Extracted information =

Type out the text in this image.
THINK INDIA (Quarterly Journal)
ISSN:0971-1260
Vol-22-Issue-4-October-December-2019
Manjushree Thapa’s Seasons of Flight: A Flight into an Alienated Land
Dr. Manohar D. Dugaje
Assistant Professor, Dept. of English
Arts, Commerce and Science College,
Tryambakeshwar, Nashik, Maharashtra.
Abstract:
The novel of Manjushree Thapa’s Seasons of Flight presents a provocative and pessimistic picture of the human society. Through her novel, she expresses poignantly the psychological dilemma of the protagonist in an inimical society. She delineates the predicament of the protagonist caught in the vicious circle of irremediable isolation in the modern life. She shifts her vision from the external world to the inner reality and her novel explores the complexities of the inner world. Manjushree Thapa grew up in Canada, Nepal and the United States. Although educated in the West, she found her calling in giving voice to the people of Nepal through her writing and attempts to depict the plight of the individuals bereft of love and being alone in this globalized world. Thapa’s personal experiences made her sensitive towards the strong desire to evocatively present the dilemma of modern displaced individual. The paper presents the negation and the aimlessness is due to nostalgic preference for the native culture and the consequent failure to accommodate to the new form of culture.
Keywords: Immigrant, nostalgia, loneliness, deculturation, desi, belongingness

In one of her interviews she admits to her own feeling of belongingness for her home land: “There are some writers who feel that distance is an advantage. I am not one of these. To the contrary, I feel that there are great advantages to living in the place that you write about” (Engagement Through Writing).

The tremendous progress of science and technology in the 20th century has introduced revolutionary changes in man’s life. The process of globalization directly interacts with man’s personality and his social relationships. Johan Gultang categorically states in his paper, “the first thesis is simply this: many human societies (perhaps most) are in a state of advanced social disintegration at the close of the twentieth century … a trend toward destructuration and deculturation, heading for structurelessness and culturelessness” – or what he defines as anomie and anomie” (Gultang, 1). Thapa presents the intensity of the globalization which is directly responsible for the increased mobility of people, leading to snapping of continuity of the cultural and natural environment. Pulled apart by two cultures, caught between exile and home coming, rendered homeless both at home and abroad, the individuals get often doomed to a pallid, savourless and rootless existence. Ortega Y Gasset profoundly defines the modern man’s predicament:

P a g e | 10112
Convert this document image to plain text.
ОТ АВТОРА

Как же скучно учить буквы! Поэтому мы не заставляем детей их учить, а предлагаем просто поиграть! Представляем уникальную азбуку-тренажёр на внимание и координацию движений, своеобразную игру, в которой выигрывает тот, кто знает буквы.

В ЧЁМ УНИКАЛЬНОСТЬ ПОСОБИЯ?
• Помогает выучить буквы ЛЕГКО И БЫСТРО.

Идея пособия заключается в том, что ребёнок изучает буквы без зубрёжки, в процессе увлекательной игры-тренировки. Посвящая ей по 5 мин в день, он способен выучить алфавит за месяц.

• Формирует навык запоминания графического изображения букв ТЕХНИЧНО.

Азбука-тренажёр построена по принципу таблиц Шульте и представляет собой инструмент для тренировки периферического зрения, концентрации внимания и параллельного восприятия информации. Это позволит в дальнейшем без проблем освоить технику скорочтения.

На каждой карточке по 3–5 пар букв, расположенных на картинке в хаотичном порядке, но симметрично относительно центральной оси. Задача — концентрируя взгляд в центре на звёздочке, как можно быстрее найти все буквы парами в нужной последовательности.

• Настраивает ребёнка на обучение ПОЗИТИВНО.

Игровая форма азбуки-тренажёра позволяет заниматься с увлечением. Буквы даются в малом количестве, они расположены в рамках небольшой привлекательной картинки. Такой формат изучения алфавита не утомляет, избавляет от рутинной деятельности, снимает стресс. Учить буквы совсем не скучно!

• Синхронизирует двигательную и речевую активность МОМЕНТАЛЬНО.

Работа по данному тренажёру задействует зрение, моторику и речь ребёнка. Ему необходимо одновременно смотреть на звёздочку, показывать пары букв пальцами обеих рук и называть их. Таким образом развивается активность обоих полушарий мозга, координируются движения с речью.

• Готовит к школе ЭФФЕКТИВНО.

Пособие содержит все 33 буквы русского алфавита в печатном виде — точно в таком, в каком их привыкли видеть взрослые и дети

Work to be completed = For each line of the entries that includes "image", show that line.

Worked solution =
Type out the text in this image.
Convert this document image to plain text.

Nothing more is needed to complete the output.